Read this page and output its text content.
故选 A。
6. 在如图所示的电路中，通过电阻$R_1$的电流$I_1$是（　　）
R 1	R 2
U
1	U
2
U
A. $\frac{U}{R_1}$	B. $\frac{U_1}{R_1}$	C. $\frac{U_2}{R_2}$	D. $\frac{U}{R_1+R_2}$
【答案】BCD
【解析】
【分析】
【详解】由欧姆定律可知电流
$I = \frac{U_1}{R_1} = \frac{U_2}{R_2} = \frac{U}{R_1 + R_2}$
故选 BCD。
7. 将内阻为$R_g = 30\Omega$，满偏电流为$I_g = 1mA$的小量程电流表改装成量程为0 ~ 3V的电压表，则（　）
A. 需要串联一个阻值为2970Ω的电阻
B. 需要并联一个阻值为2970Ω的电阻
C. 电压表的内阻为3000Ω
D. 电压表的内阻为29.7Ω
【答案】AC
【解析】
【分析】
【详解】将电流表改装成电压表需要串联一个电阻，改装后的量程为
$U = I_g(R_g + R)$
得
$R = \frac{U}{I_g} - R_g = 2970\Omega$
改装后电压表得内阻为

• • • •

Find the lines holding "Omega" and list every one.

_Solution_
7. 将内阻为$R_g = 30\Omega$，满偏电流为$I_g = 1mA$的小量程电流表改装成量程为0 ~ 3V的电压表，则（　）
$R = \frac{U}{I_g} - R_g = 2970\Omega$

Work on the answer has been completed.